### Provided material
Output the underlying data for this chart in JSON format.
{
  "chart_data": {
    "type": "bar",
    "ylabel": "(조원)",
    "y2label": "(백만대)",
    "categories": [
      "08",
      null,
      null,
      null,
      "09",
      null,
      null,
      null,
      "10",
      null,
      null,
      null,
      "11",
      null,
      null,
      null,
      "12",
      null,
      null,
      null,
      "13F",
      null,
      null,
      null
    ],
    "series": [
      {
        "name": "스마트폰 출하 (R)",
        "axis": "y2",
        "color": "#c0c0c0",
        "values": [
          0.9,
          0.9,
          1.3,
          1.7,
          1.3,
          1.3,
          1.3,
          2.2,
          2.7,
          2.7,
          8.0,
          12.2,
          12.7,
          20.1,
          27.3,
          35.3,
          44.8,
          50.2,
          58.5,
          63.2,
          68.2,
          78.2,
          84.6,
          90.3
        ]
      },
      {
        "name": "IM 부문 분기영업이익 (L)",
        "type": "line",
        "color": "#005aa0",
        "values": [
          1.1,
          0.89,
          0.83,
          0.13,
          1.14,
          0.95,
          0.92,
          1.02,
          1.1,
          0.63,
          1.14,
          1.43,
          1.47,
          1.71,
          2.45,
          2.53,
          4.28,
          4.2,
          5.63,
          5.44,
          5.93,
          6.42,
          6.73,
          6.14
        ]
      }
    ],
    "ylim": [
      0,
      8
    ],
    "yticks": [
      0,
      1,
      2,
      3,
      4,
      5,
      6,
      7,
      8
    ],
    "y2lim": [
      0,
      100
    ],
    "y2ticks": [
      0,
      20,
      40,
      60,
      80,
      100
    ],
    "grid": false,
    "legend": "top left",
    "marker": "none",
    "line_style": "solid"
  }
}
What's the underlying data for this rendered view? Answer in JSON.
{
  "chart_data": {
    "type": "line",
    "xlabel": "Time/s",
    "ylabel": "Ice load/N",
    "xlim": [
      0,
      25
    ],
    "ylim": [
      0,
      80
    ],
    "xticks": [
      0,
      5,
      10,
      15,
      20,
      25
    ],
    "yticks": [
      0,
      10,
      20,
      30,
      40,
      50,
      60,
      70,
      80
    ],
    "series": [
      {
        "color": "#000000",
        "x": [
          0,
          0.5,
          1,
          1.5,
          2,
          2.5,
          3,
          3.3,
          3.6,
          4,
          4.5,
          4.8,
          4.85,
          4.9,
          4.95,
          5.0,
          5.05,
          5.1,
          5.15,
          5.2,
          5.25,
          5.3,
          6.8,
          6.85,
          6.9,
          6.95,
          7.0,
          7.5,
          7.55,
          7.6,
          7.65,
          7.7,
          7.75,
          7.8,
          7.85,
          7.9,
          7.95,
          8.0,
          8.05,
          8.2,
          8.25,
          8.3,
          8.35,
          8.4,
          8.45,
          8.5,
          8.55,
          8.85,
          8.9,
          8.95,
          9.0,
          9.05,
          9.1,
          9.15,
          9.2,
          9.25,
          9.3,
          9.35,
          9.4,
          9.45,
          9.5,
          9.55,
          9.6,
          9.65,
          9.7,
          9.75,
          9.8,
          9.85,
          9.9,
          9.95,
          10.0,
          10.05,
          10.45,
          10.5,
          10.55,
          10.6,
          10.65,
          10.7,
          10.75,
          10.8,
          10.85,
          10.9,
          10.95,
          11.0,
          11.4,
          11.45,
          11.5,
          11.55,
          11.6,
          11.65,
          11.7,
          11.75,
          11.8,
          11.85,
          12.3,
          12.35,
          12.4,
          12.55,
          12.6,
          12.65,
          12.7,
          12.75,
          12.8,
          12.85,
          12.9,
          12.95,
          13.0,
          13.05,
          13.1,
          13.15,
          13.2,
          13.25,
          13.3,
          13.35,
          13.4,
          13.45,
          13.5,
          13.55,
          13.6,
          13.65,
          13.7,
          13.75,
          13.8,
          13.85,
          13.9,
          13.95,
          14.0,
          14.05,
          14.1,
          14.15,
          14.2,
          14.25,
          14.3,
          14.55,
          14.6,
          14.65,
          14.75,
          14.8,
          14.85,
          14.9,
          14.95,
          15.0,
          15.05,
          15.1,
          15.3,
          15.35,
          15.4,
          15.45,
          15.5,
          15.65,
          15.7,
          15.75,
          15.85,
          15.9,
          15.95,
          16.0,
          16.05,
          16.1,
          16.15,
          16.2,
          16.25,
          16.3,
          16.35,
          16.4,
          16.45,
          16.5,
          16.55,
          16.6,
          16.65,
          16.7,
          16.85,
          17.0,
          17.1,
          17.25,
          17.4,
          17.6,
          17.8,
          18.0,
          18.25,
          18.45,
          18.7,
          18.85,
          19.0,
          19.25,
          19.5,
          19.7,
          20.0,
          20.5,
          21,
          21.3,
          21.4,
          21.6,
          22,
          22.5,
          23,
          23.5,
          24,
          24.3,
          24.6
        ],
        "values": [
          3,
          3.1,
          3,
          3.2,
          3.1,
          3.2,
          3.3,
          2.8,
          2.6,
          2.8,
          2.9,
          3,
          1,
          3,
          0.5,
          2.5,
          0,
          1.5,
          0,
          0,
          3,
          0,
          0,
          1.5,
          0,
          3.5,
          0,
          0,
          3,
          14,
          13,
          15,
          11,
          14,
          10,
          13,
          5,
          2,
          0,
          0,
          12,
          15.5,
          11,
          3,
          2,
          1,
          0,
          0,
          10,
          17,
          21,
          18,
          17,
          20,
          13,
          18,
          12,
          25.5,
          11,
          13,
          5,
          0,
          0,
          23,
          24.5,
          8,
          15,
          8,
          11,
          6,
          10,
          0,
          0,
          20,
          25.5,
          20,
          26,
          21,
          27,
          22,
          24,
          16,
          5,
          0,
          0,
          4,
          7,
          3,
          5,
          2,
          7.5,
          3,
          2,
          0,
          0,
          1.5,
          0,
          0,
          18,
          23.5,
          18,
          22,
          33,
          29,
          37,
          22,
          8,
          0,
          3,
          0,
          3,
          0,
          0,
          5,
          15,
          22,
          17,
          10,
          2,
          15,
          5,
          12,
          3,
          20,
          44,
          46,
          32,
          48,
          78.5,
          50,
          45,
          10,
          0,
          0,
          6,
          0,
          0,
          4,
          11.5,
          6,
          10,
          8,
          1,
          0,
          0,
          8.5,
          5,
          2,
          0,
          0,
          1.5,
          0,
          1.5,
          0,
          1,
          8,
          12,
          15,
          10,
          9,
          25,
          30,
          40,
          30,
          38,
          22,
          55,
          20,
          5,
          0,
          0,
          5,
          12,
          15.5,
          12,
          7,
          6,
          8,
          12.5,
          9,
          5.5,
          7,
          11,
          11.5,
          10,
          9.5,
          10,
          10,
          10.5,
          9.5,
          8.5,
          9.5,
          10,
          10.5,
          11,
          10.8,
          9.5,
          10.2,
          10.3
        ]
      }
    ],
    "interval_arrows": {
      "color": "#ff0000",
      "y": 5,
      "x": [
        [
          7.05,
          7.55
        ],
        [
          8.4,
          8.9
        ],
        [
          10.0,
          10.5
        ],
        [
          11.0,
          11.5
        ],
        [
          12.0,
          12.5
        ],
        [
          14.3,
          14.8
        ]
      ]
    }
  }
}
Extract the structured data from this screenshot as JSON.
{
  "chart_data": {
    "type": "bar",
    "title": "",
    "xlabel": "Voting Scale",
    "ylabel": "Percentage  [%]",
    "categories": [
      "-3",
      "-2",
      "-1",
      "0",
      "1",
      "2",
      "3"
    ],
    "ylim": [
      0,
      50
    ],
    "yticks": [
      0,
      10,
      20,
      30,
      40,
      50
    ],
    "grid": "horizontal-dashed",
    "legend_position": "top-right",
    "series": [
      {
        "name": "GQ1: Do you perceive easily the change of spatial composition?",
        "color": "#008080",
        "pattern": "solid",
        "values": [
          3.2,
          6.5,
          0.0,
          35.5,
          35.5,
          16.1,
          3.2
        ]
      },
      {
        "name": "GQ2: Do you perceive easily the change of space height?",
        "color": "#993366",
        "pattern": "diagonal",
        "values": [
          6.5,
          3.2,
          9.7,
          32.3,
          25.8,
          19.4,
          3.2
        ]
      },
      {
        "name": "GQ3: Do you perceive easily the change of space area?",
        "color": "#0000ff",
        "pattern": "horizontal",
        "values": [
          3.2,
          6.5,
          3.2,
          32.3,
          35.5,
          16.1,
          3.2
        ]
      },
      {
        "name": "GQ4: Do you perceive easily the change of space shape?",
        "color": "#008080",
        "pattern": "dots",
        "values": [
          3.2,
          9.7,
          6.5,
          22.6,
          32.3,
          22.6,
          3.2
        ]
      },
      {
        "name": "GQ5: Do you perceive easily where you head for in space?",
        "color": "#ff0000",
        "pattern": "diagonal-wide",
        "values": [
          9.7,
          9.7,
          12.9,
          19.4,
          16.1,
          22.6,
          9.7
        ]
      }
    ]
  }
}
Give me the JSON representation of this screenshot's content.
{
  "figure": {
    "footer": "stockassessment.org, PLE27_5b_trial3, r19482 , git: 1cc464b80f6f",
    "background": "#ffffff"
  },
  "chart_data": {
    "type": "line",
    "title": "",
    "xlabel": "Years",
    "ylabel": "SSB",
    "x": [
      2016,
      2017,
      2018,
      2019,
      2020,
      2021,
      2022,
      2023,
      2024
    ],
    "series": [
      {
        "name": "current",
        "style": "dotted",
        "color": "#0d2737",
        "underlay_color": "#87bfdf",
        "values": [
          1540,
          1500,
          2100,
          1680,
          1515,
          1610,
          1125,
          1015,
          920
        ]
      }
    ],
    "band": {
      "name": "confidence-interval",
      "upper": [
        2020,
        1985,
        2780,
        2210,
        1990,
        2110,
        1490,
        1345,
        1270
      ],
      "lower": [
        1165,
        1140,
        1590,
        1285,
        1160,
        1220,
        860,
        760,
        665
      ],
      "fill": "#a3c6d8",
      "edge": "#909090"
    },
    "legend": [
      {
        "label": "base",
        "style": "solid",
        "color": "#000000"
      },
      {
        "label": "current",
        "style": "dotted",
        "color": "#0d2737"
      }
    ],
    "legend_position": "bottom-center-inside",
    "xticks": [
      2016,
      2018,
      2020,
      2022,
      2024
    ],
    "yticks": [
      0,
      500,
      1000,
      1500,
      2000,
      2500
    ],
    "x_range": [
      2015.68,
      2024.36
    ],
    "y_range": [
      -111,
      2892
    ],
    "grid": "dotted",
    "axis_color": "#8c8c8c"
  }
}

### Given exercise
Copy out every line of the listing that contains the string "screenshot".

### Complete answer
Extract the structured data from this screenshot as JSON.
Give me the JSON representation of this screenshot's content.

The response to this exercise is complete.